◆ **Prompt**
Say how many lines contain the string "thumbs". Give no other output.

◆ **Stored rows**
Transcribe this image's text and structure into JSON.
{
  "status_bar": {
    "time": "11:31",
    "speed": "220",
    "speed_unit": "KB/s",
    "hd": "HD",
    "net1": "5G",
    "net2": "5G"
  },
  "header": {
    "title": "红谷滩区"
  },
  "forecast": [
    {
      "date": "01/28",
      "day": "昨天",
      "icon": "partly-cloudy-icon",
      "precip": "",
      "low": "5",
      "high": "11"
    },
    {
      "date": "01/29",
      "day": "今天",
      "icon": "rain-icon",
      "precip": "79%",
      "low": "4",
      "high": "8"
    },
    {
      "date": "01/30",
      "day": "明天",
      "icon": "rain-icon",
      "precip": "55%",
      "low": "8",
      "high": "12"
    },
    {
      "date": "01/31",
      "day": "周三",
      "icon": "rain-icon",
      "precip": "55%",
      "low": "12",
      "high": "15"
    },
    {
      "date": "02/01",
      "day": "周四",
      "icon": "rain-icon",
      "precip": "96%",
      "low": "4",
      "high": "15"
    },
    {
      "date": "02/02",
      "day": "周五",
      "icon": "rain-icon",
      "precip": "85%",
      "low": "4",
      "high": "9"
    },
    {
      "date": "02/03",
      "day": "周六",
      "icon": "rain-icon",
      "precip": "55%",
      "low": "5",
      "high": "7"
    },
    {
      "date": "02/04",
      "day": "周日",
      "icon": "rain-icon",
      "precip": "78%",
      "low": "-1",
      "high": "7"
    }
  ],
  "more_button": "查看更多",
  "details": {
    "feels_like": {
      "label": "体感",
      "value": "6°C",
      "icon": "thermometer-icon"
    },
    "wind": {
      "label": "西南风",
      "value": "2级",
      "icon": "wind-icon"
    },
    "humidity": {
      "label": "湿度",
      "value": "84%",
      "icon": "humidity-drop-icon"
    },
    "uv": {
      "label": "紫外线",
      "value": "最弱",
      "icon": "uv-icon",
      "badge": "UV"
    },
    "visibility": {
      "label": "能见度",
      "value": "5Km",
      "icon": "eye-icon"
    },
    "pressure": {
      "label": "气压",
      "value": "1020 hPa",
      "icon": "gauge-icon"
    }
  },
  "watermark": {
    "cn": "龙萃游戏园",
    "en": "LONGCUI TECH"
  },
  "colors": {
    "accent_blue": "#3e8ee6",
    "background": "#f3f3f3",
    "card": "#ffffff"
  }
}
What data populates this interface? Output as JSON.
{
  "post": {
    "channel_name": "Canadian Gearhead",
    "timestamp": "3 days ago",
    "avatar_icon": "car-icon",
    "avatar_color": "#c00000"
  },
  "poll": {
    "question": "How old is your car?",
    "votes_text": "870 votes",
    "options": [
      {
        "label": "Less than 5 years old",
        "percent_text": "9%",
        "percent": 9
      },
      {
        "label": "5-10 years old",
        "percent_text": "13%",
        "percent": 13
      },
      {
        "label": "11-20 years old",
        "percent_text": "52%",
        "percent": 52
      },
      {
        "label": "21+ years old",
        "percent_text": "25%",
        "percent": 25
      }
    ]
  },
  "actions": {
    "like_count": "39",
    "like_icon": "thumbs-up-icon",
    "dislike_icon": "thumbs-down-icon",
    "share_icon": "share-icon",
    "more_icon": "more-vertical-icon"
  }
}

◆ **The output**
2